• SET TASK:
Count every line of the material that holds the string "mieltä". Respond with the total only.

• PROVIDED DATA:
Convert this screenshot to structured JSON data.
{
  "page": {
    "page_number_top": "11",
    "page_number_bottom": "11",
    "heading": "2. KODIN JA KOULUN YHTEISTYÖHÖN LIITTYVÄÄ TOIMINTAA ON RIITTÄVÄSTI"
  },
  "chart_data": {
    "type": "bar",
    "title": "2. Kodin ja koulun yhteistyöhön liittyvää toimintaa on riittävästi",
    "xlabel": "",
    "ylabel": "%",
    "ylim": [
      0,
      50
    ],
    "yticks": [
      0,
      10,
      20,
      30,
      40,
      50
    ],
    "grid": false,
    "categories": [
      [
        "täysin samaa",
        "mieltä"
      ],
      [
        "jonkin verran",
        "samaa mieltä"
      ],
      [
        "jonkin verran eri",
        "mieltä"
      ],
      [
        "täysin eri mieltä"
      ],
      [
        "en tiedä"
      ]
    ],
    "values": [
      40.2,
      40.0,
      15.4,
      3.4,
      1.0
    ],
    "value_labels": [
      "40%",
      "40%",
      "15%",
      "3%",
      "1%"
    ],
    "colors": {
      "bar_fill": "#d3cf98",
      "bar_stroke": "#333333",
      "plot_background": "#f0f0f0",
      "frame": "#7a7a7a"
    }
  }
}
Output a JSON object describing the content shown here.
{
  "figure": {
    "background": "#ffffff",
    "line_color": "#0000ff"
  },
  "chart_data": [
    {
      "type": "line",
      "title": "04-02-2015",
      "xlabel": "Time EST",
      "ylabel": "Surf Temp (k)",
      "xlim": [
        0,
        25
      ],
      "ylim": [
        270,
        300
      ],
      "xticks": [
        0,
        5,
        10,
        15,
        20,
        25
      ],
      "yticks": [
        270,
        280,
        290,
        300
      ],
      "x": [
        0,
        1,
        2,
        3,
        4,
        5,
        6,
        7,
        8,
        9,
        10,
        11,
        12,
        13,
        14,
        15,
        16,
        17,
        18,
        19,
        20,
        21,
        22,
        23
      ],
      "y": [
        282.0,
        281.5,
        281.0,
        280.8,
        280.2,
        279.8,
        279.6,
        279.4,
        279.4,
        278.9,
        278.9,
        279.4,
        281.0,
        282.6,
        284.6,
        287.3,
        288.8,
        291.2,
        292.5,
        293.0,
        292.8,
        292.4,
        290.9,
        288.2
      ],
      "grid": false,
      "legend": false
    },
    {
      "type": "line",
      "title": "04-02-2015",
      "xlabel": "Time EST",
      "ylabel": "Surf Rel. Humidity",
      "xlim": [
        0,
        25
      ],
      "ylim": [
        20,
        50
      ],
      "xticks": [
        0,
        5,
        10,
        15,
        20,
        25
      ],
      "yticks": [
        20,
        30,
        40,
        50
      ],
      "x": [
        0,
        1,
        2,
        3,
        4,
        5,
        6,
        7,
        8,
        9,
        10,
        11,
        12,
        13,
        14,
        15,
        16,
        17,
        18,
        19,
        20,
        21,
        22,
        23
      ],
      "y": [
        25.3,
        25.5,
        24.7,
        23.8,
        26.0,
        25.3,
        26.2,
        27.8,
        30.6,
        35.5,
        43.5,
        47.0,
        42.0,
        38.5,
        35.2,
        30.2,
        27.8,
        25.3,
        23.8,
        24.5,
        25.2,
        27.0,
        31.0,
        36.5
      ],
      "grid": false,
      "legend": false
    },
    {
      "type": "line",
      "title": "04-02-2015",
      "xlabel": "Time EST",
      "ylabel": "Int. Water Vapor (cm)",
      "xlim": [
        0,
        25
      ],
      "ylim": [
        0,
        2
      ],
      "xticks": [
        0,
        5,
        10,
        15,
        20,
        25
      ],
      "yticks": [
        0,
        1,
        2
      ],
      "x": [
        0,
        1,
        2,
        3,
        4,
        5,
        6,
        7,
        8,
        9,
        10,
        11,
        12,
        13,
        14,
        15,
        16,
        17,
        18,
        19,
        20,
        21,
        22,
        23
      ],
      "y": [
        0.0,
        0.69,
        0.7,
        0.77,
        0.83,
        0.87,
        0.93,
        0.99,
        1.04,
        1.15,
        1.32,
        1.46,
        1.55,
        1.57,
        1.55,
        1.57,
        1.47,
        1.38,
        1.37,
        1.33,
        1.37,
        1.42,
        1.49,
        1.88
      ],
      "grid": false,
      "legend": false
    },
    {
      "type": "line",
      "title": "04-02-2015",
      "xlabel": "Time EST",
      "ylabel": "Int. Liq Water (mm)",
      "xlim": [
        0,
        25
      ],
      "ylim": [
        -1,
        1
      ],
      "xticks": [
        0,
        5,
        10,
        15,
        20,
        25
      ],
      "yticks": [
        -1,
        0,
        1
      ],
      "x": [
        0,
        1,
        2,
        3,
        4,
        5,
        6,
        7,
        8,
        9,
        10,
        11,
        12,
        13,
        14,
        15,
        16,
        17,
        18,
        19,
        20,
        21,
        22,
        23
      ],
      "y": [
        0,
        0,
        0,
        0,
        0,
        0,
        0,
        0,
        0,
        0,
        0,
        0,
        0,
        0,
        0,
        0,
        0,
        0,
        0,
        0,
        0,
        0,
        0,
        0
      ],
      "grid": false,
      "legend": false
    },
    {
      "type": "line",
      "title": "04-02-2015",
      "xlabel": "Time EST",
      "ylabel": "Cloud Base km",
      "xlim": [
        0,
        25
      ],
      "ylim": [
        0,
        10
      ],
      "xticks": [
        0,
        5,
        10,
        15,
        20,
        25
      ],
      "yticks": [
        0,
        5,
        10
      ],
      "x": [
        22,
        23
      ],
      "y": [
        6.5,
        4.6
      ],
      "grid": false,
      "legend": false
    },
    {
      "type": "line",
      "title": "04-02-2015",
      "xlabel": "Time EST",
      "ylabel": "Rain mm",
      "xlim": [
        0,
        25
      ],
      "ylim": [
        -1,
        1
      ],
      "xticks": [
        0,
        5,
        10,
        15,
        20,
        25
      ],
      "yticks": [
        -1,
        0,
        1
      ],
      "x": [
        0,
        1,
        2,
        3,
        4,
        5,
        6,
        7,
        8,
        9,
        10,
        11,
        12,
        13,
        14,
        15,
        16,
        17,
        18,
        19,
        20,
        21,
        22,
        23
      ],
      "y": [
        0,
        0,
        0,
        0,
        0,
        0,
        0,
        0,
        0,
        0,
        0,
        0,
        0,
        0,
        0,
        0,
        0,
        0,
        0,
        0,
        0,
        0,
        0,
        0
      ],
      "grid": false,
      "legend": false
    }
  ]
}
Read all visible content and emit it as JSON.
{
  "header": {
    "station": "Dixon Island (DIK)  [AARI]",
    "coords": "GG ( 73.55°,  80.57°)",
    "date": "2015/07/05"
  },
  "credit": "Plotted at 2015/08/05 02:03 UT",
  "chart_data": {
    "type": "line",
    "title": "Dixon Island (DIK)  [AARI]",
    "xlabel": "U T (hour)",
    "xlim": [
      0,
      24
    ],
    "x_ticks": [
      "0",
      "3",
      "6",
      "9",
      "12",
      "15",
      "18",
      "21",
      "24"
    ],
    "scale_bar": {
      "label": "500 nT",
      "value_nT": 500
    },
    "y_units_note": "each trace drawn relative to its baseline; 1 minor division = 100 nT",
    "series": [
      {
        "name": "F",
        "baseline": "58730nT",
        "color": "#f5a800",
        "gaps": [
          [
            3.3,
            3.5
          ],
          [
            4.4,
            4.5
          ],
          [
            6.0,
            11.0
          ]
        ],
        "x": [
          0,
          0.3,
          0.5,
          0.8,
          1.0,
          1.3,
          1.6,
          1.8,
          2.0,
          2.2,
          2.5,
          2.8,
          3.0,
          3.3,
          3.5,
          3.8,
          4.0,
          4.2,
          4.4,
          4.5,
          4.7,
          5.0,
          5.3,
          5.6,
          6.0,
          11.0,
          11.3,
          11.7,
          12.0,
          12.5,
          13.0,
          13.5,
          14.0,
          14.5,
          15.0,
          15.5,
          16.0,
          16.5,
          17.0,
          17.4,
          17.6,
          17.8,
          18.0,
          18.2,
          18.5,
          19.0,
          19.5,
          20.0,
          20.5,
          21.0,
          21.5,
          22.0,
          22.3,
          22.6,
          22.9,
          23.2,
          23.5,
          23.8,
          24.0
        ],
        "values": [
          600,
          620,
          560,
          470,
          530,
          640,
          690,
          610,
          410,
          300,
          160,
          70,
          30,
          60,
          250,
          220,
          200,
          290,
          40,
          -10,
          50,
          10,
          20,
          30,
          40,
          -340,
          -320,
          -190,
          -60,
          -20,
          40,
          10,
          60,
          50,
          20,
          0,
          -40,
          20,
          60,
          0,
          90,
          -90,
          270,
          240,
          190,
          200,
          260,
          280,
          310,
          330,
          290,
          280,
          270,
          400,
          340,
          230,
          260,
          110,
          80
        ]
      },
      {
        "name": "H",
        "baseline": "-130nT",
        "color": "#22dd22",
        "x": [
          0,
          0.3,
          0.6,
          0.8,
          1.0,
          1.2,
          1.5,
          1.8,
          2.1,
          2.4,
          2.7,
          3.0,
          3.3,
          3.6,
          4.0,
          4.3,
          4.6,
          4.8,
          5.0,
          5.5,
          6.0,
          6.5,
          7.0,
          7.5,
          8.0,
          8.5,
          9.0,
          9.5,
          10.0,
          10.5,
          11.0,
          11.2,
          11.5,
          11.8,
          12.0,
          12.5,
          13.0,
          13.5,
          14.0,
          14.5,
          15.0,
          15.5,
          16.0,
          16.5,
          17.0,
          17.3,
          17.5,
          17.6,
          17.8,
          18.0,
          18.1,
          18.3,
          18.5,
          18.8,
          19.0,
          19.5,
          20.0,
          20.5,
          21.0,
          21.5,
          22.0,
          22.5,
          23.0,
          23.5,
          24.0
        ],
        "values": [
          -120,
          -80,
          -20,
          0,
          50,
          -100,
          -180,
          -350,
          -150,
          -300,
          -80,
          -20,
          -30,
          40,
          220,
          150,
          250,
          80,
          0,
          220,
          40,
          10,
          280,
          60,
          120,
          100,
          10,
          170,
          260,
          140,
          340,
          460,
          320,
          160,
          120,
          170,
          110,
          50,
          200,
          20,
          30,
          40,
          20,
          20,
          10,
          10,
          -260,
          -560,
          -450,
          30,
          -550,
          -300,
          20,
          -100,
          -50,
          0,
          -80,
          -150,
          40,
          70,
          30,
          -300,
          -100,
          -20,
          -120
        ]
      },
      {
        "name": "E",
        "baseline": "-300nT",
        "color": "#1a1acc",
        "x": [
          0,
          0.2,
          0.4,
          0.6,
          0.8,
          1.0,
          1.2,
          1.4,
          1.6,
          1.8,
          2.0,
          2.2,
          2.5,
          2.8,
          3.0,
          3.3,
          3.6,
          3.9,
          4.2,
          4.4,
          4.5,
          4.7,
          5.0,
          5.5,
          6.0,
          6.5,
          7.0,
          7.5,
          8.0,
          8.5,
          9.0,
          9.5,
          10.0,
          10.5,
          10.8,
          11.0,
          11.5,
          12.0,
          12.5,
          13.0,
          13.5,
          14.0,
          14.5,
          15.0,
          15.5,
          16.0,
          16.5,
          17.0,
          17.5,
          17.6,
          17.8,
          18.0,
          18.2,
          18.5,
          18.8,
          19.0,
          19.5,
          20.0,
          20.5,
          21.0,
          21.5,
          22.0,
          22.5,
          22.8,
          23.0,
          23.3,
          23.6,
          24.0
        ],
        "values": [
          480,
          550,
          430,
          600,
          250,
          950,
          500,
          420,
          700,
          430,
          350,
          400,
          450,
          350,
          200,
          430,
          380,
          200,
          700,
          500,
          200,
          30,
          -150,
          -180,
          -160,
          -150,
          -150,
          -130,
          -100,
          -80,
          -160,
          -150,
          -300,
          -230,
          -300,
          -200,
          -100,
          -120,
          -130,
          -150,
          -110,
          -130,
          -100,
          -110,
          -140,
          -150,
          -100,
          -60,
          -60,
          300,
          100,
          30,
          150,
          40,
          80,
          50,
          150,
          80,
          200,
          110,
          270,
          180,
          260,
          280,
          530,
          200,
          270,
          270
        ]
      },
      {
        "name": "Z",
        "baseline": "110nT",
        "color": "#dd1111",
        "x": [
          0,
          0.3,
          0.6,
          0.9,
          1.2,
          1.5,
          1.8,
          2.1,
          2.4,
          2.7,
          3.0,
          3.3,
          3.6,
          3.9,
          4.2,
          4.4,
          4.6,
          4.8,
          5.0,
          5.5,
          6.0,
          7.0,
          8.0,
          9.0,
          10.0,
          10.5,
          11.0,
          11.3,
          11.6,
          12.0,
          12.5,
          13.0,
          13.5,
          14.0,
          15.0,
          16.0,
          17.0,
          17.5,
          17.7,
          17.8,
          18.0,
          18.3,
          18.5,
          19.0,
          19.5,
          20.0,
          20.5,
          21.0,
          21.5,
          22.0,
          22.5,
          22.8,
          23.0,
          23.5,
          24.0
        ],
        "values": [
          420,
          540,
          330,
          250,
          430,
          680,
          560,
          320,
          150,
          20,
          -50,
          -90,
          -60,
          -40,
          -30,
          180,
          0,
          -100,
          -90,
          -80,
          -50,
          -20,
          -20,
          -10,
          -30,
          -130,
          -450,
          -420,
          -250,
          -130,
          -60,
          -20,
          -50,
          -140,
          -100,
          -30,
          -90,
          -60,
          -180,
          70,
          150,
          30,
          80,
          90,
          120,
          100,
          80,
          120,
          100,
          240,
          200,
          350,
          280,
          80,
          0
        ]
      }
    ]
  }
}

• THE ANSWER:
4